⟨

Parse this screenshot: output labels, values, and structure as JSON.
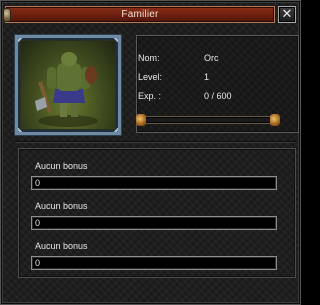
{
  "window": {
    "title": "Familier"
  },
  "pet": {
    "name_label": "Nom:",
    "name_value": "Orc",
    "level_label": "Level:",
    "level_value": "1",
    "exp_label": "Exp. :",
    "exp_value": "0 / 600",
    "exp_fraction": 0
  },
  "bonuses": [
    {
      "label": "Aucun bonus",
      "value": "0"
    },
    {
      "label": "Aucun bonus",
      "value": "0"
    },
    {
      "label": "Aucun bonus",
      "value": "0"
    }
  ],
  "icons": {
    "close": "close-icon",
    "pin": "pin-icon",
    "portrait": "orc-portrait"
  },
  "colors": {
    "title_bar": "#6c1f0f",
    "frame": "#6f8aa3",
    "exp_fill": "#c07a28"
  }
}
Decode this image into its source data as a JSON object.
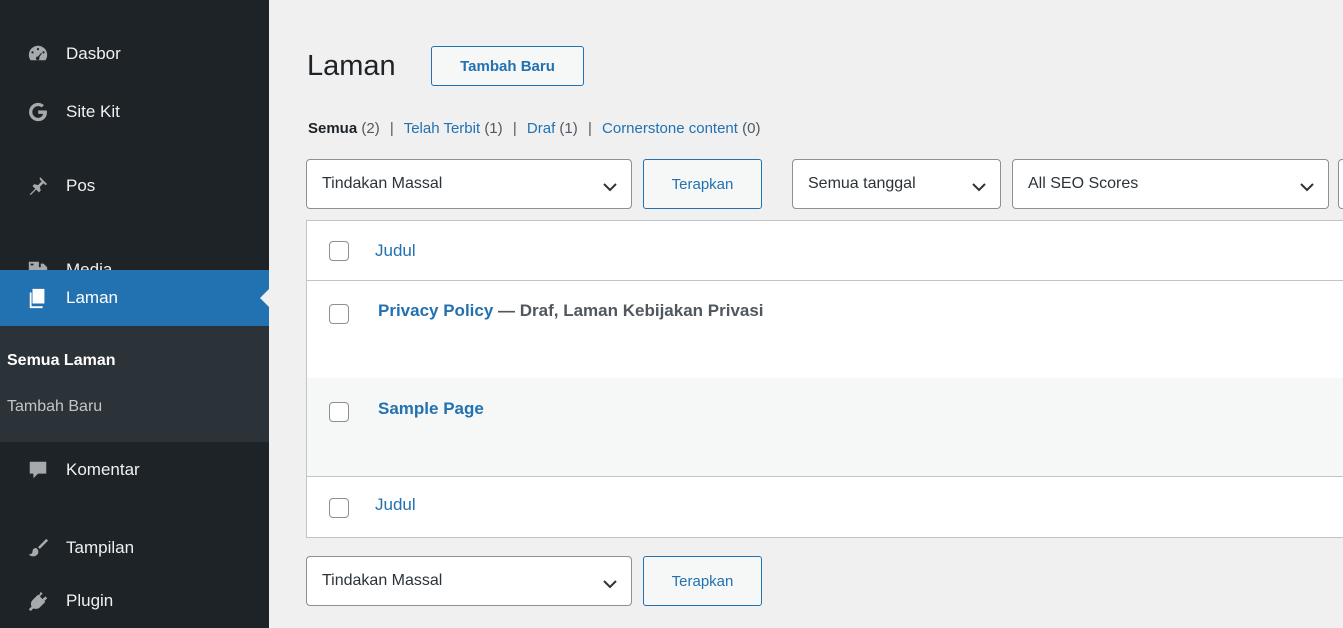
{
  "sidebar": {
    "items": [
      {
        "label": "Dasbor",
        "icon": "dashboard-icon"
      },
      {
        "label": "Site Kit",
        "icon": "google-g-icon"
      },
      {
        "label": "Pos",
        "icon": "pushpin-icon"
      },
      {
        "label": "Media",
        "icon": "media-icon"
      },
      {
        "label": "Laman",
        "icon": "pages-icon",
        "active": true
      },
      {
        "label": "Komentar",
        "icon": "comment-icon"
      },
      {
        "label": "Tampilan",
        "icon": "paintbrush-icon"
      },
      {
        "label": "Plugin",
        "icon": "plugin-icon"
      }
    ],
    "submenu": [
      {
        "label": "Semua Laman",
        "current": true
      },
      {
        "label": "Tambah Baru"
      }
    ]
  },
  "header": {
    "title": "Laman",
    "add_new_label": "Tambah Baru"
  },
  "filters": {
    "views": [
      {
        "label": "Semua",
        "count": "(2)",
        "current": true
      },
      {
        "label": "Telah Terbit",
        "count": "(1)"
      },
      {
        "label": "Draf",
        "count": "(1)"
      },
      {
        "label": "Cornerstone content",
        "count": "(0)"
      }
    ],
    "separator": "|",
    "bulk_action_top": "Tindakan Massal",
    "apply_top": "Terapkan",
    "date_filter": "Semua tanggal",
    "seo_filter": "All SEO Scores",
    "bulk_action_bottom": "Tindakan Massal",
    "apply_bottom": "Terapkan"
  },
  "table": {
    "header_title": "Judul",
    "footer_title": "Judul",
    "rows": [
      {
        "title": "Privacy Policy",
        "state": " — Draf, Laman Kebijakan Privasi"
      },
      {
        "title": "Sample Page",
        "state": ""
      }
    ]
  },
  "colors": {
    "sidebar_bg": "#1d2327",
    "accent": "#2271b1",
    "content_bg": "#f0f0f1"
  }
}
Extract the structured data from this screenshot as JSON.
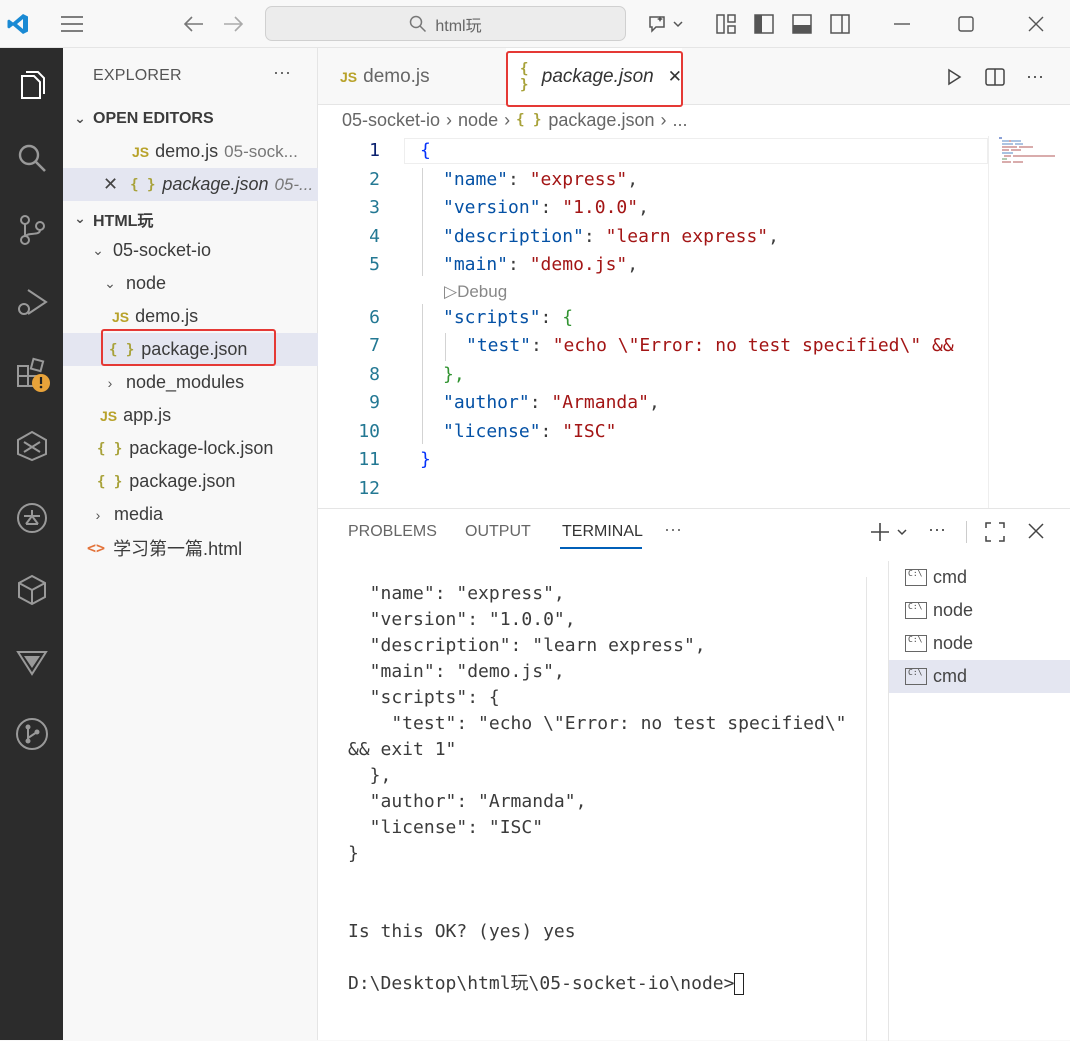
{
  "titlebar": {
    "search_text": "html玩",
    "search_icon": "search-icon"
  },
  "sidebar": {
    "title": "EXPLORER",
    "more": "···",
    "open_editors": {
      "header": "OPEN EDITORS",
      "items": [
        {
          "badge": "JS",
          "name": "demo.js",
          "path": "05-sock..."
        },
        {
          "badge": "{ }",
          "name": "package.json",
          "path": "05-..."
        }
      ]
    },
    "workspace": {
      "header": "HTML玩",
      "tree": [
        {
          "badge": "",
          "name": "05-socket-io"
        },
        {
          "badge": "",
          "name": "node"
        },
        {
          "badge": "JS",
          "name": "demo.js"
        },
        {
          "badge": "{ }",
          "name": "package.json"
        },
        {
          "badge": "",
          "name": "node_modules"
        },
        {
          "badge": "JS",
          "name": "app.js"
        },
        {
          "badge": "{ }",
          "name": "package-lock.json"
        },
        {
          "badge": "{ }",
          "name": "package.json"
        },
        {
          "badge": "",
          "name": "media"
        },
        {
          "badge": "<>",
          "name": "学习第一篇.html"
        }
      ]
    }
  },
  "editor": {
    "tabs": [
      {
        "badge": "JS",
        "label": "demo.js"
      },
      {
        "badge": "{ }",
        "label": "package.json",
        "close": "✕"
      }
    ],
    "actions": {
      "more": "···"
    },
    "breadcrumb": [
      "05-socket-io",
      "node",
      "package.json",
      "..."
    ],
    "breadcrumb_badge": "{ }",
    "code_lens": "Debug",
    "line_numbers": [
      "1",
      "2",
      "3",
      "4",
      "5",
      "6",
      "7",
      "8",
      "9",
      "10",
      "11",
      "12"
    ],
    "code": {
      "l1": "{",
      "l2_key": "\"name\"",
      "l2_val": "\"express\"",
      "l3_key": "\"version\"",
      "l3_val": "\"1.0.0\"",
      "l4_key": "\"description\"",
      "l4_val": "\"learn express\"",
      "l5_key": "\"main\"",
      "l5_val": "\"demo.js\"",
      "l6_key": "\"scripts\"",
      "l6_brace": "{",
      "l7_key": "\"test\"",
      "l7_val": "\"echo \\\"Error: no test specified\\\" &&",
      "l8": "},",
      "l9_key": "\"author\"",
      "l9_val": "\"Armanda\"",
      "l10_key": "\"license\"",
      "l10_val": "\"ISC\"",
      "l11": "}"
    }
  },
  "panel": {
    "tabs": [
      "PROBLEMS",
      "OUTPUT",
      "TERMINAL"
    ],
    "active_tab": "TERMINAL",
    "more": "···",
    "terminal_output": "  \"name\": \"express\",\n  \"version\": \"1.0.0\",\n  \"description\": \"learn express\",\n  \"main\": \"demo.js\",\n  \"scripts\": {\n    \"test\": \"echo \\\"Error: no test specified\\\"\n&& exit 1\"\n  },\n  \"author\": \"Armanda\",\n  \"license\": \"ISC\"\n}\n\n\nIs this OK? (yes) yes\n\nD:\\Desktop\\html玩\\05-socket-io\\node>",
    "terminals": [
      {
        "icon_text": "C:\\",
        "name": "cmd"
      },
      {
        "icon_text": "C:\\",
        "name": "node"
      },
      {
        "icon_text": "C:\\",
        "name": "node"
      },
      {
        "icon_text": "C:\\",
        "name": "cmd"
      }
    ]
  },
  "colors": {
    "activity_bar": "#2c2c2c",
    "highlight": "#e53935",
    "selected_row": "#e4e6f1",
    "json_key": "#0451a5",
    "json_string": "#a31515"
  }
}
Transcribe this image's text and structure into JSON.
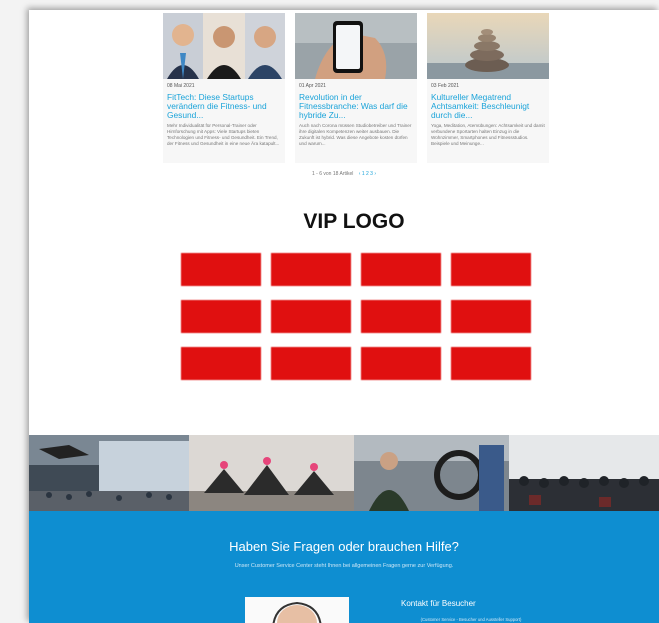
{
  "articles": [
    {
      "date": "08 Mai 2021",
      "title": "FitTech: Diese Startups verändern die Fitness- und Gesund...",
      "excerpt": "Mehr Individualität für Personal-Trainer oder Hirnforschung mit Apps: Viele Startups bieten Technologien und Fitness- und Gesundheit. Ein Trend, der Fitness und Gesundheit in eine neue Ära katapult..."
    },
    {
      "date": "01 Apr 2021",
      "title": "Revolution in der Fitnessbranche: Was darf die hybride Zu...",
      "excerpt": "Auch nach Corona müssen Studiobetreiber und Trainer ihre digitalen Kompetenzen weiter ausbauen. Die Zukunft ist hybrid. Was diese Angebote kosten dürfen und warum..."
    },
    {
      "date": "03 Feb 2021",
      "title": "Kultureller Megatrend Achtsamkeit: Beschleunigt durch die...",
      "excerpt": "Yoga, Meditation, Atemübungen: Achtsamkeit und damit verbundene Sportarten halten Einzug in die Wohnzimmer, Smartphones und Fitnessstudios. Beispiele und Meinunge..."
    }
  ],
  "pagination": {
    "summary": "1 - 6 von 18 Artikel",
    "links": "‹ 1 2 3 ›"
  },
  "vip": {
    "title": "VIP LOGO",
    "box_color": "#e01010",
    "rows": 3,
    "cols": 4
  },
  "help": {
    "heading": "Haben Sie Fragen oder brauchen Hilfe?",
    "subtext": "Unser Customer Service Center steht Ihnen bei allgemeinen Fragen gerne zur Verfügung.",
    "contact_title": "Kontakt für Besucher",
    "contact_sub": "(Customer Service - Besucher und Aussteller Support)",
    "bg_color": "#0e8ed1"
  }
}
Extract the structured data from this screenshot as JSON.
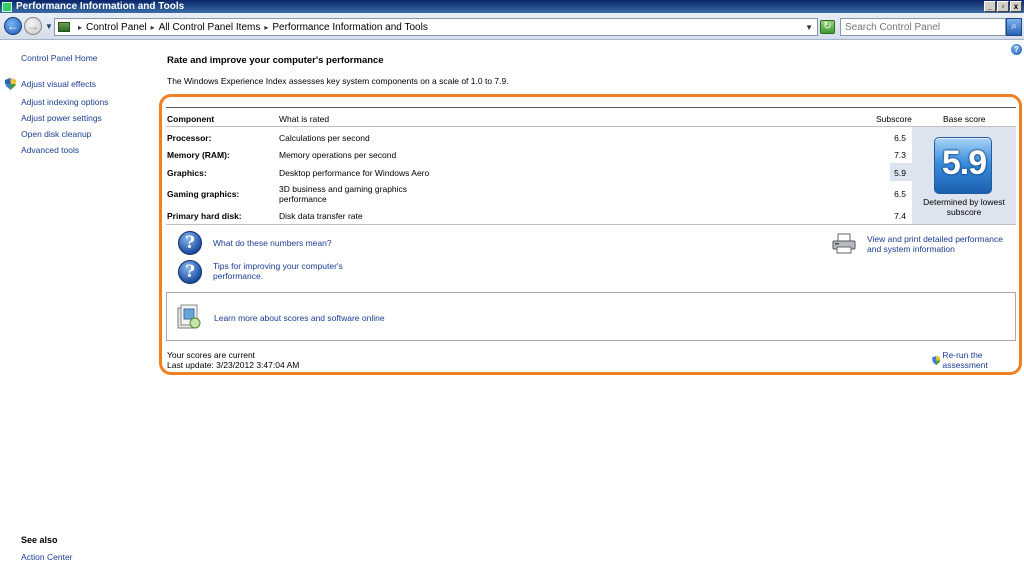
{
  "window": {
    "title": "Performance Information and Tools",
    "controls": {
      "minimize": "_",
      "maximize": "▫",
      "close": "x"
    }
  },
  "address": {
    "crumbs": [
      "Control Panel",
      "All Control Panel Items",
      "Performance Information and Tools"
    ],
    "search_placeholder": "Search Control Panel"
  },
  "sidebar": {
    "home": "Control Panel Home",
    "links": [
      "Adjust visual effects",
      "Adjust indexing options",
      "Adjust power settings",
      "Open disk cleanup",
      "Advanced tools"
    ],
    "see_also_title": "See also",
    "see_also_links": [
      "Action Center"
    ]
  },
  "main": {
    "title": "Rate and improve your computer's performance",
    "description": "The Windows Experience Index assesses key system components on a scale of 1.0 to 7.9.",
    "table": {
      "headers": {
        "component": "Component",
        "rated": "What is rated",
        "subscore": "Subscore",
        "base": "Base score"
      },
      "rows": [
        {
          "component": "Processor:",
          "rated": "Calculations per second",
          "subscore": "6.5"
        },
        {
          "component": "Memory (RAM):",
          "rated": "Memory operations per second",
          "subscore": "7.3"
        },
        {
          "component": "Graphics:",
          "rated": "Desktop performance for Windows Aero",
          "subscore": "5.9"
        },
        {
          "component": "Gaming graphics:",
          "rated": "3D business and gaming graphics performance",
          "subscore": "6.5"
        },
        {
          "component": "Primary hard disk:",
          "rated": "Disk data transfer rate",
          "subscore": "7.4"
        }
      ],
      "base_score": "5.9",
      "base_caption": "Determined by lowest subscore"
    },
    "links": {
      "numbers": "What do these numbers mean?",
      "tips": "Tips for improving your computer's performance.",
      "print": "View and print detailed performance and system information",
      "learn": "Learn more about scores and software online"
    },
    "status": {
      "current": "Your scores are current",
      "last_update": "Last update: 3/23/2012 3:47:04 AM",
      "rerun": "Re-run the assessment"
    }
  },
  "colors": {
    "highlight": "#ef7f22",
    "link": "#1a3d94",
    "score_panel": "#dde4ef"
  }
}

⟩

What you need to do =>
Supply the count of lines in the entries that contain the word "Desktop", and nothing besides.

Expected output =>
2